-- START --
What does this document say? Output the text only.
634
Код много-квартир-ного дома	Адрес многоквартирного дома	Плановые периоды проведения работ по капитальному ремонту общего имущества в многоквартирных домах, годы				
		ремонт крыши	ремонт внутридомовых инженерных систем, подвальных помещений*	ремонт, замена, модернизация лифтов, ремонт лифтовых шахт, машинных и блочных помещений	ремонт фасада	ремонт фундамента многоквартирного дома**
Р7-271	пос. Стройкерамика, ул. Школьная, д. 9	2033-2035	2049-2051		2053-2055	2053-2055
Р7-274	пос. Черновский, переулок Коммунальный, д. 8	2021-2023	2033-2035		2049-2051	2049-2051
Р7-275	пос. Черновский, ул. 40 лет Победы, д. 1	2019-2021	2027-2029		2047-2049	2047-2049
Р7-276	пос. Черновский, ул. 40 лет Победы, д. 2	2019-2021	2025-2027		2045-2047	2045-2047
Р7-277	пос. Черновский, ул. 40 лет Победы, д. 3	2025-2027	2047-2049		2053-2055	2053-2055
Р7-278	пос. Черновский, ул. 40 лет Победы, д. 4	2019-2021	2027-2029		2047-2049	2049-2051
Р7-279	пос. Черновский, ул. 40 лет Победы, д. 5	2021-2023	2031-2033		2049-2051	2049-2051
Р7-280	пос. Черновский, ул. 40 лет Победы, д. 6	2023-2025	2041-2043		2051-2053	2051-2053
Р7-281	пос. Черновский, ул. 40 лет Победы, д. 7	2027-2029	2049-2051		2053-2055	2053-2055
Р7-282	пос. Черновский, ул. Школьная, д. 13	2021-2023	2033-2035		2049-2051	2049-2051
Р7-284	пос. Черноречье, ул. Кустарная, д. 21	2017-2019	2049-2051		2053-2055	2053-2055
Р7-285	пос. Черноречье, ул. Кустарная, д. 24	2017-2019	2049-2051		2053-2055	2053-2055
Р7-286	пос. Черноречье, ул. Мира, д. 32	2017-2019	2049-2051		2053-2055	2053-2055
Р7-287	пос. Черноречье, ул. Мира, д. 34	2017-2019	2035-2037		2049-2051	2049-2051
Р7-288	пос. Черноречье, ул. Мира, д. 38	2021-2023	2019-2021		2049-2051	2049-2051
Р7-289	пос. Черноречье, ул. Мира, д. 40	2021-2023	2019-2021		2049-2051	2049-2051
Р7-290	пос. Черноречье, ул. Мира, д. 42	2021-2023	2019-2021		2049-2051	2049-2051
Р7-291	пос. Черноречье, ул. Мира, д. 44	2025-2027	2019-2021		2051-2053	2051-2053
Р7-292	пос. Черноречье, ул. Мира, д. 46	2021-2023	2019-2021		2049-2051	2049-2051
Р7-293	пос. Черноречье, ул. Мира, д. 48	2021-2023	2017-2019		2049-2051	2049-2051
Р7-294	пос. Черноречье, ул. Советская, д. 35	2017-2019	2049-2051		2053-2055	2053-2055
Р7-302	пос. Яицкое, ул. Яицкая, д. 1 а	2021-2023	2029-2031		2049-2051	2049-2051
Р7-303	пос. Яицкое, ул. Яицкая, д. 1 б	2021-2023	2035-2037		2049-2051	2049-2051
-- END --
## [Given exercise]
In the listing above, find each line with the word "Школьная" and copy it.

## [Answer to the problem]
Р7-271	пос. Стройкерамика, ул. Школьная, д. 9	2033-2035	2049-2051		2053-2055	2053-2055
Р7-282	пос. Черновский, ул. Школьная, д. 13	2021-2023	2033-2035		2049-2051	2049-2051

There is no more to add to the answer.